Extract from the listing each line in which the word "document" appears.

Dataset records –
+===+
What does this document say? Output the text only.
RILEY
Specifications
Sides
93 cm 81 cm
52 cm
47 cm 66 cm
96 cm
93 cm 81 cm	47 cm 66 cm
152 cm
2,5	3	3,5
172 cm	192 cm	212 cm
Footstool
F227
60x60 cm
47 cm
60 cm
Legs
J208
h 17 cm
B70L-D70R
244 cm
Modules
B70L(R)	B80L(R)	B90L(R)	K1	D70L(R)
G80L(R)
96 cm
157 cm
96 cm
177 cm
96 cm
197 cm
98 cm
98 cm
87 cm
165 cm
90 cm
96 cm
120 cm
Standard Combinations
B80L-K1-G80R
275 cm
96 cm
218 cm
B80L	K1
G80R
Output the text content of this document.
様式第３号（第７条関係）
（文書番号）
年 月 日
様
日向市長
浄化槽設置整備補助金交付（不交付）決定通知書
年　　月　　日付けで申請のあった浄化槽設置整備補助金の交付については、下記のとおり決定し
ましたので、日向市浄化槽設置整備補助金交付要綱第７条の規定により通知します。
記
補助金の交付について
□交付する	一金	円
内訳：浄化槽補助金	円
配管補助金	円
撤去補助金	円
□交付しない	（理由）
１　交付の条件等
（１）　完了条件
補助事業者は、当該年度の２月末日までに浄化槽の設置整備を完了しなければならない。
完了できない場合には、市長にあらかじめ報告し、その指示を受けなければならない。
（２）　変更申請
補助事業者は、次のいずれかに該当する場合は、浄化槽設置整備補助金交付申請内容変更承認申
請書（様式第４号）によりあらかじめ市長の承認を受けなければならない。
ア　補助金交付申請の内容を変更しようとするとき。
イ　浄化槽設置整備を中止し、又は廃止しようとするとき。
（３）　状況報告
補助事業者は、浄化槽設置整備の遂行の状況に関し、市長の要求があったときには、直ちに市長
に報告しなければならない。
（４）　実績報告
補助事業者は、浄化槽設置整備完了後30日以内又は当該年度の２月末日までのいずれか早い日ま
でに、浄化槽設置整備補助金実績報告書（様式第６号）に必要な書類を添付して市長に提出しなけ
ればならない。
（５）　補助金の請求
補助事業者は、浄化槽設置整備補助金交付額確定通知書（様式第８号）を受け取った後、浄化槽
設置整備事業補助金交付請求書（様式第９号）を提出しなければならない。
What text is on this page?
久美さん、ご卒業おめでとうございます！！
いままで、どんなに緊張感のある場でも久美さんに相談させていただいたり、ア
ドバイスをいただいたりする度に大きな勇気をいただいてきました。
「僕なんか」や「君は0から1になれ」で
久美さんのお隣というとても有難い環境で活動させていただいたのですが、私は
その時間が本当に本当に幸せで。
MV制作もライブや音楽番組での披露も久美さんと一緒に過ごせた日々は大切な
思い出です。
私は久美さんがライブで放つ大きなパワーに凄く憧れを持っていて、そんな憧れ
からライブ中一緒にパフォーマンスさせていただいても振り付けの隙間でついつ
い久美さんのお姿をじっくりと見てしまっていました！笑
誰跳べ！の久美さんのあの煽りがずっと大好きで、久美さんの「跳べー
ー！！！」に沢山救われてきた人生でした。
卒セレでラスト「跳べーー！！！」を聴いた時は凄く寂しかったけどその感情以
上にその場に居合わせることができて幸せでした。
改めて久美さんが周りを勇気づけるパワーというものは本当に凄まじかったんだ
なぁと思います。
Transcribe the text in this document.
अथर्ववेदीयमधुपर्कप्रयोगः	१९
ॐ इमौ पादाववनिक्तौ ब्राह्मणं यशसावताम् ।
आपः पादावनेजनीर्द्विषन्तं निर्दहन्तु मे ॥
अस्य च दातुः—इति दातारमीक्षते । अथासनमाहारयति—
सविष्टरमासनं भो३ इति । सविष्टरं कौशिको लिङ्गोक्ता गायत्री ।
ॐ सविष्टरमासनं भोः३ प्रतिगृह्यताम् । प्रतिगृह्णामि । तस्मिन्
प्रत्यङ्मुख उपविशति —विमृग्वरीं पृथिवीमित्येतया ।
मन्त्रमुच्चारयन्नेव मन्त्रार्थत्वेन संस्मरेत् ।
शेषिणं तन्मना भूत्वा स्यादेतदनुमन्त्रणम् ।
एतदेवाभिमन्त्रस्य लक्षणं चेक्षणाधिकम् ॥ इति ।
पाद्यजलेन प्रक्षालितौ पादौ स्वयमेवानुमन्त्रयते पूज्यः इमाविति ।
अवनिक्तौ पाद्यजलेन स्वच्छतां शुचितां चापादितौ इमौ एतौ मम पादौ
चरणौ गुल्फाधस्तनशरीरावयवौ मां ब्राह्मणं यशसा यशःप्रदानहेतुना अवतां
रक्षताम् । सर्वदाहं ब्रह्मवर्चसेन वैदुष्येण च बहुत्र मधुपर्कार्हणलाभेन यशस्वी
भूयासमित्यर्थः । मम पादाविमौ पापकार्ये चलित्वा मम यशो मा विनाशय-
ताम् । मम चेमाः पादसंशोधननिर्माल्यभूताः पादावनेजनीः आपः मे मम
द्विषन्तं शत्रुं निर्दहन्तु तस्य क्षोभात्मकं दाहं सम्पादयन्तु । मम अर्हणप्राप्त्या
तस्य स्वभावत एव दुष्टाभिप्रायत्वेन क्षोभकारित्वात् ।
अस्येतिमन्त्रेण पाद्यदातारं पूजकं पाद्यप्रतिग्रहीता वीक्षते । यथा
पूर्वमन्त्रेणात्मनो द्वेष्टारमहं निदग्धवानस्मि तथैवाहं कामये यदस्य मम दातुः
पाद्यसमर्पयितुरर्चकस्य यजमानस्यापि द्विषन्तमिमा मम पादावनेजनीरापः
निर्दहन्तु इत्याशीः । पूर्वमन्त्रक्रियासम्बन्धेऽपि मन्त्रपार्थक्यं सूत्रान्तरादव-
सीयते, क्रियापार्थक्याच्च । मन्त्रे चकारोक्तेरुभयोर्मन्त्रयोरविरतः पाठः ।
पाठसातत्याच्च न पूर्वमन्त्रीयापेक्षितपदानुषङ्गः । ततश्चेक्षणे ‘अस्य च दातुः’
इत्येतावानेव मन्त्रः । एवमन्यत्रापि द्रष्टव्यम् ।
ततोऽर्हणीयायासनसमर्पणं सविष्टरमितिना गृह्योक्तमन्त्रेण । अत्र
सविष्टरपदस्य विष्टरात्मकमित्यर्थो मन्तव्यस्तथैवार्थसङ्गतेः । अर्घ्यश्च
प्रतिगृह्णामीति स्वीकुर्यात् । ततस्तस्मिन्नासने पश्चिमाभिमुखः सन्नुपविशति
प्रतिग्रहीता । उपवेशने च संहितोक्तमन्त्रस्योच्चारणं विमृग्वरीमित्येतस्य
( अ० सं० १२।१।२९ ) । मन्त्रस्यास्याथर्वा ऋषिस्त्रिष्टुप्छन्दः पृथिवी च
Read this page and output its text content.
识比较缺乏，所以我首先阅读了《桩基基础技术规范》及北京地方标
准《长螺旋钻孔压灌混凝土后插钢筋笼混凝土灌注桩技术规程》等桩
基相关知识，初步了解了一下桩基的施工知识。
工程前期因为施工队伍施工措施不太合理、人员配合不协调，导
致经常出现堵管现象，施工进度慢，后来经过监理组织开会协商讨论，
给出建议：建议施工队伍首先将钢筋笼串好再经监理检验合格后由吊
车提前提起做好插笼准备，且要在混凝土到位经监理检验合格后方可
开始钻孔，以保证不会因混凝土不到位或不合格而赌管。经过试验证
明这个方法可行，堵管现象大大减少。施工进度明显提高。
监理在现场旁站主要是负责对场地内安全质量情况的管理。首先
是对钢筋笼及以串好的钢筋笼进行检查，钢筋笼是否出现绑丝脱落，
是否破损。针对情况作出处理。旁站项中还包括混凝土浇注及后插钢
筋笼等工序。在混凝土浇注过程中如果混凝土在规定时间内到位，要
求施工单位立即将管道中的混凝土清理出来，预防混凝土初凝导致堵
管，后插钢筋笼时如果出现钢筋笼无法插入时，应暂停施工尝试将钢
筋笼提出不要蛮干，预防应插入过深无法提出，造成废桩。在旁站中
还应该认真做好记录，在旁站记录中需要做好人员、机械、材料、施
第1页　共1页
+===+
Response below –
What does this document say? Output the text only.
Output the text content of this document.
Transcribe the text in this document.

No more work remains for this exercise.